• _YOUR GOAL_
All entries are to be quoted exactly; the images stay out of the copy.

• _SUPPLIED DATA_
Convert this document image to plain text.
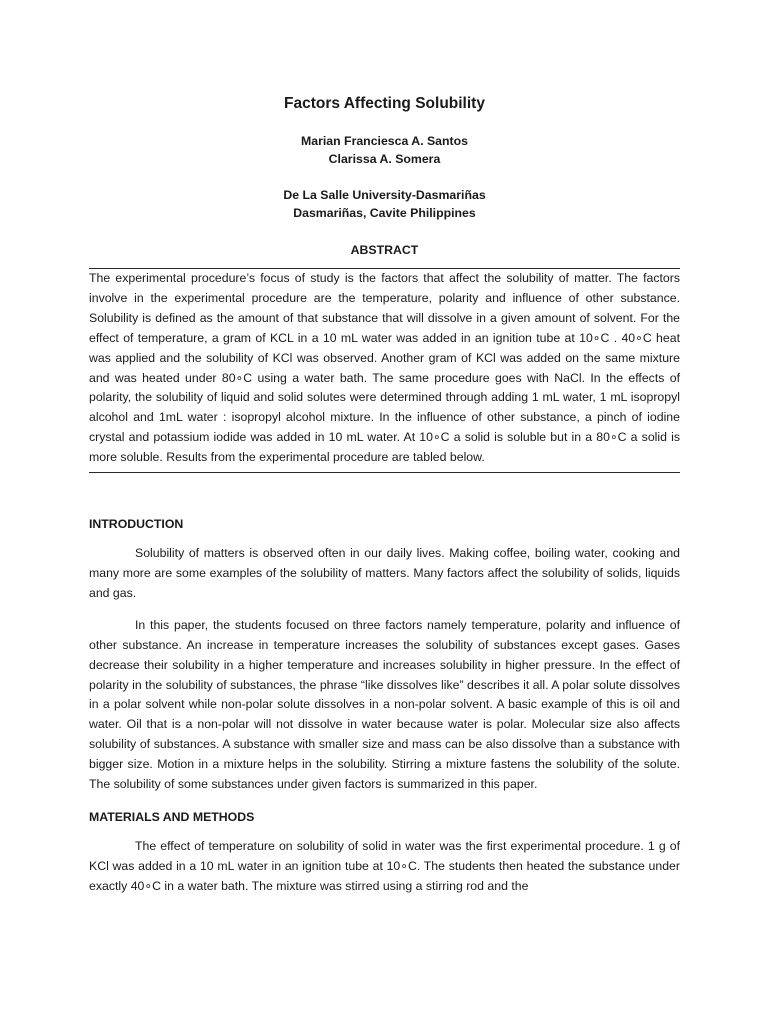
Factors Affecting Solubility
Marian Franciesca A. Santos
Clarissa A. Somera
De La Salle University-Dasmariñas
Dasmariñas, Cavite Philippines
ABSTRACT

The experimental procedure’s focus of study is the factors that affect the solubility of matter. The factors involve in the experimental procedure are the temperature, polarity and influence of other substance. Solubility is defined as the amount of that substance that will dissolve in a given amount of solvent. For the effect of temperature, a gram of KCL in a 10 mL water was added in an ignition tube at 10∘C . 40∘C heat was applied and the solubility of KCl was observed. Another gram of KCl was added on the same mixture and was heated under 80∘C using a water bath. The same procedure goes with NaCl. In the effects of polarity, the solubility of liquid and solid solutes were determined through adding 1 mL water, 1 mL isopropyl alcohol and 1mL water : isopropyl alcohol mixture. In the influence of other substance, a pinch of iodine crystal and potassium iodide was added in 10 mL water. At 10∘C a solid is soluble but in a 80∘C a solid is more soluble. Results from the experimental procedure are tabled below.

INTRODUCTION

Solubility of matters is observed often in our daily lives. Making coffee, boiling water, cooking and many more are some examples of the solubility of matters. Many factors affect the solubility of solids, liquids and gas.

In this paper, the students focused on three factors namely temperature, polarity and influence of other substance. An increase in temperature increases the solubility of substances except gases. Gases decrease their solubility in a higher temperature and increases solubility in higher pressure. In the effect of polarity in the solubility of substances, the phrase “like dissolves like” describes it all. A polar solute dissolves in a polar solvent while non-polar solute dissolves in a non-polar solvent. A basic example of this is oil and water. Oil that is a non-polar will not dissolve in water because water is polar. Molecular size also affects solubility of substances. A substance with smaller size and mass can be also dissolve than a substance with bigger size. Motion in a mixture helps in the solubility. Stirring a mixture fastens the solubility of the solute. The solubility of some substances under given factors is summarized in this paper.

MATERIALS AND METHODS

The effect of temperature on solubility of solid in water was the first experimental procedure. 1 g of KCl was added in a 10 mL water in an ignition tube at 10∘C. The students then heated the substance under exactly 40∘C in a water bath. The mixture was stirred using a stirring rod and the
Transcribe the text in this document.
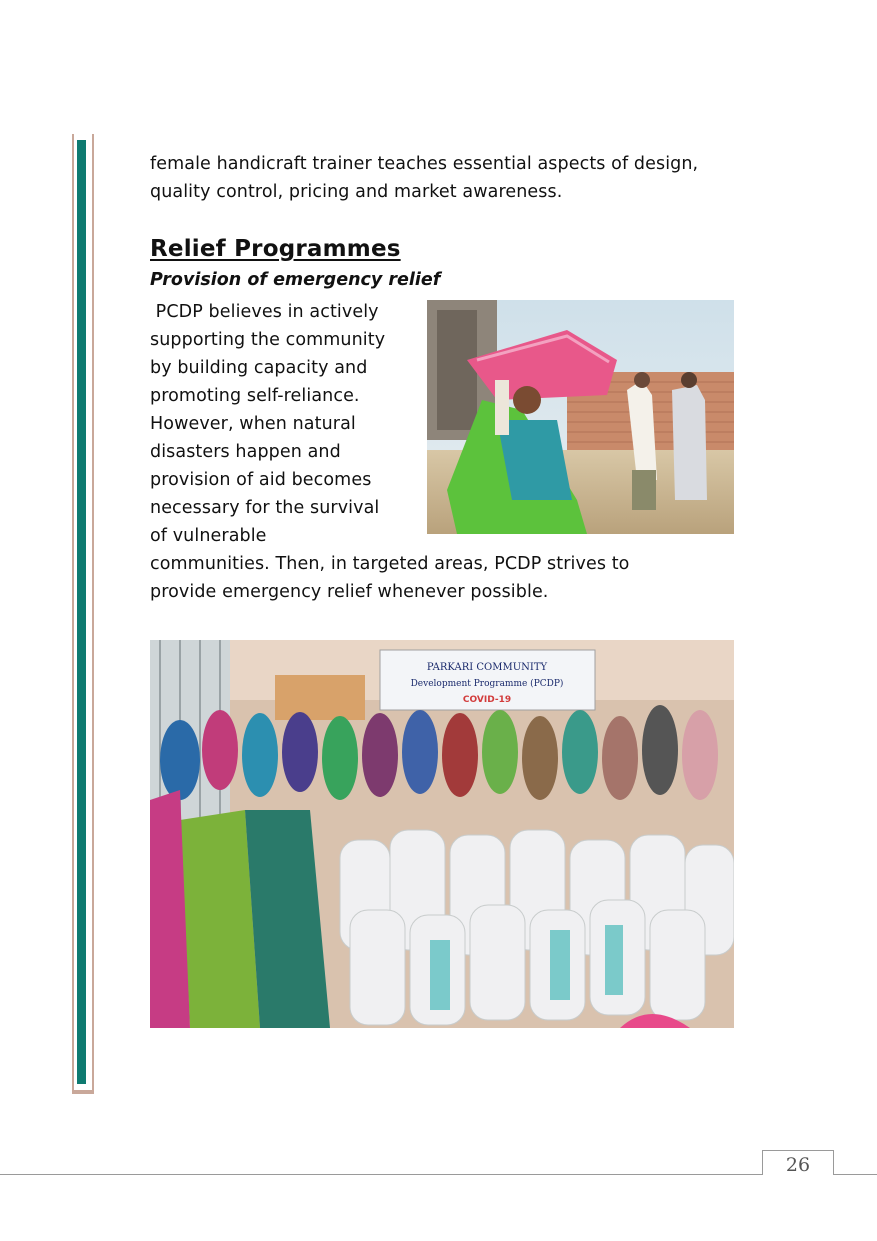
female handicraft trainer teaches essential aspects of design,
quality control, pricing and market awareness.
Relief Programmes
Provision of emergency relief
PCDP believes in actively
supporting the community
by building capacity and
promoting self-reliance.
However, when natural
disasters happen and
provision of aid becomes
necessary for the survival
of vulnerable
communities. Then, in targeted areas, PCDP strives to
provide emergency relief whenever possible.
PARKARI COMMUNITY
Development Programme (PCDP)
COVID-19
26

• _THE ANSWER_
Convert this document image to plain text.
Factors Affecting Solubility
Marian Franciesca A. Santos
Clarissa A. Somera
De La Salle University-Dasmariñas
Dasmariñas, Cavite Philippines
ABSTRACT

The experimental procedure’s focus of study is the factors that affect the solubility of matter. The factors involve in the experimental procedure are the temperature, polarity and influence of other substance. Solubility is defined as the amount of that substance that will dissolve in a given amount of solvent. For the effect of temperature, a gram of KCL in a 10 mL water was added in an ignition tube at 10∘C . 40∘C heat was applied and the solubility of KCl was observed. Another gram of KCl was added on the same mixture and was heated under 80∘C using a water bath. The same procedure goes with NaCl. In the effects of polarity, the solubility of liquid and solid solutes were determined through adding 1 mL water, 1 mL isopropyl alcohol and 1mL water : isopropyl alcohol mixture. In the influence of other substance, a pinch of iodine crystal and potassium iodide was added in 10 mL water. At 10∘C a solid is soluble but in a 80∘C a solid is more soluble. Results from the experimental procedure are tabled below.

INTRODUCTION

Solubility of matters is observed often in our daily lives. Making coffee, boiling water, cooking and many more are some examples of the solubility of matters. Many factors affect the solubility of solids, liquids and gas.

In this paper, the students focused on three factors namely temperature, polarity and influence of other substance. An increase in temperature increases the solubility of substances except gases. Gases decrease their solubility in a higher temperature and increases solubility in higher pressure. In the effect of polarity in the solubility of substances, the phrase “like dissolves like” describes it all. A polar solute dissolves in a polar solvent while non-polar solute dissolves in a non-polar solvent. A basic example of this is oil and water. Oil that is a non-polar will not dissolve in water because water is polar. Molecular size also affects solubility of substances. A substance with smaller size and mass can be also dissolve than a substance with bigger size. Motion in a mixture helps in the solubility. Stirring a mixture fastens the solubility of the solute. The solubility of some substances under given factors is summarized in this paper.

MATERIALS AND METHODS

The effect of temperature on solubility of solid in water was the first experimental procedure. 1 g of KCl was added in a 10 mL water in an ignition tube at 10∘C. The students then heated the substance under exactly 40∘C in a water bath. The mixture was stirred using a stirring rod and the
Transcribe the text in this document.
female handicraft trainer teaches essential aspects of design,
quality control, pricing and market awareness.
Relief Programmes
Provision of emergency relief
PCDP believes in actively
supporting the community
by building capacity and
promoting self-reliance.
However, when natural
disasters happen and
provision of aid becomes
necessary for the survival
of vulnerable
communities. Then, in targeted areas, PCDP strives to
provide emergency relief whenever possible.
PARKARI COMMUNITY
Development Programme (PCDP)
COVID-19
26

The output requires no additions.